Recorded data →
--------------------------------------------------

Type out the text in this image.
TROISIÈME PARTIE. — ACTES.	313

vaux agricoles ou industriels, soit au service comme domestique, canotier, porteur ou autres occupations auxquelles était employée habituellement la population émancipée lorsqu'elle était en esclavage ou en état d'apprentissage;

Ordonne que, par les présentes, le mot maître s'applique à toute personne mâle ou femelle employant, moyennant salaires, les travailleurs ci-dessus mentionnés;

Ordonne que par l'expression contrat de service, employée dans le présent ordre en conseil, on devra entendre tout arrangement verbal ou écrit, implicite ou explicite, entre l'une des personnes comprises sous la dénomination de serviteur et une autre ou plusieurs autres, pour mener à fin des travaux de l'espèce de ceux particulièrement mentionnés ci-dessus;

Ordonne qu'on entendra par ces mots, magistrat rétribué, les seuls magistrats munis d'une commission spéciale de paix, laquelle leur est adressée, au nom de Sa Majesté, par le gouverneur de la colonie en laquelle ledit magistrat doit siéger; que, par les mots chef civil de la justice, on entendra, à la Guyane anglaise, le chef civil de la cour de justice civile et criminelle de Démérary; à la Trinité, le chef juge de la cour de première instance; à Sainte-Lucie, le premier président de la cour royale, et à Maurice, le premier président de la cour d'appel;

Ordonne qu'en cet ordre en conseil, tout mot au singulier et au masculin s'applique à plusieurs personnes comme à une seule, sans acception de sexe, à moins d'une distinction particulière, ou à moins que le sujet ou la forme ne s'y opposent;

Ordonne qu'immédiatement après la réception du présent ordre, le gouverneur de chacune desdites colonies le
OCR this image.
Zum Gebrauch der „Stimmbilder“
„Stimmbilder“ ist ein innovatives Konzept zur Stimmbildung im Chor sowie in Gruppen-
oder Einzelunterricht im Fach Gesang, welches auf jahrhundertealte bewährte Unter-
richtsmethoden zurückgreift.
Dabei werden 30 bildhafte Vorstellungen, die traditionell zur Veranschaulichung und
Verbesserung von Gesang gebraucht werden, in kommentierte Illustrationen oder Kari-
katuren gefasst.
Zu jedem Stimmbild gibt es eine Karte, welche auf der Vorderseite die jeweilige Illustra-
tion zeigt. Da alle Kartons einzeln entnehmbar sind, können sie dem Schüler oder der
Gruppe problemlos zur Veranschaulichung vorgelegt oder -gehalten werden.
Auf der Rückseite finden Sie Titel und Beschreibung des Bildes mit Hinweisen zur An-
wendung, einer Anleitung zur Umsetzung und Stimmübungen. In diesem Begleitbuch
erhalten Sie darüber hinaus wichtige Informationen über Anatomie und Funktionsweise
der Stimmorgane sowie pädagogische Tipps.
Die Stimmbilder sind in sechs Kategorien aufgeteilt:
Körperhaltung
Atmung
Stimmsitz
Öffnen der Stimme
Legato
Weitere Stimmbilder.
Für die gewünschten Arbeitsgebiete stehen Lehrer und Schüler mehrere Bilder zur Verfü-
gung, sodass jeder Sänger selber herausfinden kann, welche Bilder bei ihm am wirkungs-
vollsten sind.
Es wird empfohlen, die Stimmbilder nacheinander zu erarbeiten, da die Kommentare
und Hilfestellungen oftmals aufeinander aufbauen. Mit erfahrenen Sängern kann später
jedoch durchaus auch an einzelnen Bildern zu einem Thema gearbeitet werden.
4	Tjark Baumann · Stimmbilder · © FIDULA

--------------------------------------------------

WRITTEN PROBLEM → Go through the records and show every line with the string "Stimmbilder" in it.

EXERCISE SOLUTION →
Zum Gebrauch der „Stimmbilder“
„Stimmbilder“ ist ein innovatives Konzept zur Stimmbildung im Chor sowie in Gruppen-
Die Stimmbilder sind in sechs Kategorien aufgeteilt:
Weitere Stimmbilder.
Es wird empfohlen, die Stimmbilder nacheinander zu erarbeiten, da die Kommentare
4	Tjark Baumann · Stimmbilder · © FIDULA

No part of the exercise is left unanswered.